> **Instructions for the task**
Reproduce each line below with no alterations.

────

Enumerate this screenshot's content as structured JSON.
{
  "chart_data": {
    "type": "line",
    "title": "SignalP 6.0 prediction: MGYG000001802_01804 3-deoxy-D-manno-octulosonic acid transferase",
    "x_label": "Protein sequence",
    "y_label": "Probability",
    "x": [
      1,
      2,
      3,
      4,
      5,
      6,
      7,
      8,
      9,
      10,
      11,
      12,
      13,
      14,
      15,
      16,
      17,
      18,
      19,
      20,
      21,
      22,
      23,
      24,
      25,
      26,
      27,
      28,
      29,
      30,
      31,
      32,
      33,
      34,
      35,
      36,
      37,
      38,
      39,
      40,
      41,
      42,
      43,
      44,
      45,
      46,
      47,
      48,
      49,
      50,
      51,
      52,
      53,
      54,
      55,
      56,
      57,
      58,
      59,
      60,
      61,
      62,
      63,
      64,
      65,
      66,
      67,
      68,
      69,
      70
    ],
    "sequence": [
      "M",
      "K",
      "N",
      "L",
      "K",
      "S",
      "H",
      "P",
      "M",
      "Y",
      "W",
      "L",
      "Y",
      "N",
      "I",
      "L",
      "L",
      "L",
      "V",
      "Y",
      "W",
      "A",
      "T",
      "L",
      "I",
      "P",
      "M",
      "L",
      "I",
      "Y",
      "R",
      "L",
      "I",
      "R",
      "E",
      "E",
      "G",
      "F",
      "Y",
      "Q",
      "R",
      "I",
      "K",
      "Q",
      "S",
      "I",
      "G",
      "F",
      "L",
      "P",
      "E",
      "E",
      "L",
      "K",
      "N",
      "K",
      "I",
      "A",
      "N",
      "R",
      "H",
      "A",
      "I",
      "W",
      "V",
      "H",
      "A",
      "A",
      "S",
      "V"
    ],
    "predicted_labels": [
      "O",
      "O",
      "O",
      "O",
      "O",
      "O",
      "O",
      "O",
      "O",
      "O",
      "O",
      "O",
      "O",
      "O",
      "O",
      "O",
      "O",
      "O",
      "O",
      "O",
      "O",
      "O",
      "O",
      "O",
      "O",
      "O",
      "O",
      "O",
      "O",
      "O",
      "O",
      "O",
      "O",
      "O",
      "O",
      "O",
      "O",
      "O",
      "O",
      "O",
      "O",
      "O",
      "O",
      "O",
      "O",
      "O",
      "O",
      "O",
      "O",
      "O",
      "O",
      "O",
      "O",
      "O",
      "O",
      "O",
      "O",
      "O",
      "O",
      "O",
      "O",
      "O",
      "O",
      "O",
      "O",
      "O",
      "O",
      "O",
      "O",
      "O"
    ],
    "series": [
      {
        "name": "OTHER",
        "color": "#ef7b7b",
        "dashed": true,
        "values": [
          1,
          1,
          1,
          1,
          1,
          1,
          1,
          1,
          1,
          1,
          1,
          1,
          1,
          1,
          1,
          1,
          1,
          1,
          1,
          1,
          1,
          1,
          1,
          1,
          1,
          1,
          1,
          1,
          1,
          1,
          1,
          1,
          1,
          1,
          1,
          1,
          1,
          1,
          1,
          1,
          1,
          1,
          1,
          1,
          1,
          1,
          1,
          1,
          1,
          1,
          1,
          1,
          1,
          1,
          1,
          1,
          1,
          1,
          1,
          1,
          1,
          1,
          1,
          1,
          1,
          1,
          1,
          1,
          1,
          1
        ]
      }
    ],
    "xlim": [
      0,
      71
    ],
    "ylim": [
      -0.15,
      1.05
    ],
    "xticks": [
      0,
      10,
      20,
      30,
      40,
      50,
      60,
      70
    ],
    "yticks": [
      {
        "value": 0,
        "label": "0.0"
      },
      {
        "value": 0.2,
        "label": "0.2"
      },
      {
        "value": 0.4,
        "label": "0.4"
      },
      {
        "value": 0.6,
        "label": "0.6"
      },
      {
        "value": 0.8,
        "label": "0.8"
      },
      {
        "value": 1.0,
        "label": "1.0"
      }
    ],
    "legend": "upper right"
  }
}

────

> **Written response**
Enumerate this screenshot's content as structured JSON.
{
  "chart_data": {
    "type": "line",
    "title": "SignalP 6.0 prediction: MGYG000001802_01804 3-deoxy-D-manno-octulosonic acid transferase",
    "x_label": "Protein sequence",
    "y_label": "Probability",
    "x": [
      1,
      2,
      3,
      4,
      5,
      6,
      7,
      8,
      9,
      10,
      11,
      12,
      13,
      14,
      15,
      16,
      17,
      18,
      19,
      20,
      21,
      22,
      23,
      24,
      25,
      26,
      27,
      28,
      29,
      30,
      31,
      32,
      33,
      34,
      35,
      36,
      37,
      38,
      39,
      40,
      41,
      42,
      43,
      44,
      45,
      46,
      47,
      48,
      49,
      50,
      51,
      52,
      53,
      54,
      55,
      56,
      57,
      58,
      59,
      60,
      61,
      62,
      63,
      64,
      65,
      66,
      67,
      68,
      69,
      70
    ],
    "sequence": [
      "M",
      "K",
      "N",
      "L",
      "K",
      "S",
      "H",
      "P",
      "M",
      "Y",
      "W",
      "L",
      "Y",
      "N",
      "I",
      "L",
      "L",
      "L",
      "V",
      "Y",
      "W",
      "A",
      "T",
      "L",
      "I",
      "P",
      "M",
      "L",
      "I",
      "Y",
      "R",
      "L",
      "I",
      "R",
      "E",
      "E",
      "G",
      "F",
      "Y",
      "Q",
      "R",
      "I",
      "K",
      "Q",
      "S",
      "I",
      "G",
      "F",
      "L",
      "P",
      "E",
      "E",
      "L",
      "K",
      "N",
      "K",
      "I",
      "A",
      "N",
      "R",
      "H",
      "A",
      "I",
      "W",
      "V",
      "H",
      "A",
      "A",
      "S",
      "V"
    ],
    "predicted_labels": [
      "O",
      "O",
      "O",
      "O",
      "O",
      "O",
      "O",
      "O",
      "O",
      "O",
      "O",
      "O",
      "O",
      "O",
      "O",
      "O",
      "O",
      "O",
      "O",
      "O",
      "O",
      "O",
      "O",
      "O",
      "O",
      "O",
      "O",
      "O",
      "O",
      "O",
      "O",
      "O",
      "O",
      "O",
      "O",
      "O",
      "O",
      "O",
      "O",
      "O",
      "O",
      "O",
      "O",
      "O",
      "O",
      "O",
      "O",
      "O",
      "O",
      "O",
      "O",
      "O",
      "O",
      "O",
      "O",
      "O",
      "O",
      "O",
      "O",
      "O",
      "O",
      "O",
      "O",
      "O",
      "O",
      "O",
      "O",
      "O",
      "O",
      "O"
    ],
    "series": [
      {
        "name": "OTHER",
        "color": "#ef7b7b",
        "dashed": true,
        "values": [
          1,
          1,
          1,
          1,
          1,
          1,
          1,
          1,
          1,
          1,
          1,
          1,
          1,
          1,
          1,
          1,
          1,
          1,
          1,
          1,
          1,
          1,
          1,
          1,
          1,
          1,
          1,
          1,
          1,
          1,
          1,
          1,
          1,
          1,
          1,
          1,
          1,
          1,
          1,
          1,
          1,
          1,
          1,
          1,
          1,
          1,
          1,
          1,
          1,
          1,
          1,
          1,
          1,
          1,
          1,
          1,
          1,
          1,
          1,
          1,
          1,
          1,
          1,
          1,
          1,
          1,
          1,
          1,
          1,
          1
        ]
      }
    ],
    "xlim": [
      0,
      71
    ],
    "ylim": [
      -0.15,
      1.05
    ],
    "xticks": [
      0,
      10,
      20,
      30,
      40,
      50,
      60,
      70
    ],
    "yticks": [
      {
        "value": 0,
        "label": "0.0"
      },
      {
        "value": 0.2,
        "label": "0.2"
      },
      {
        "value": 0.4,
        "label": "0.4"
      },
      {
        "value": 0.6,
        "label": "0.6"
      },
      {
        "value": 0.8,
        "label": "0.8"
      },
      {
        "value": 1.0,
        "label": "1.0"
      }
    ],
    "legend": "upper right"
  }
}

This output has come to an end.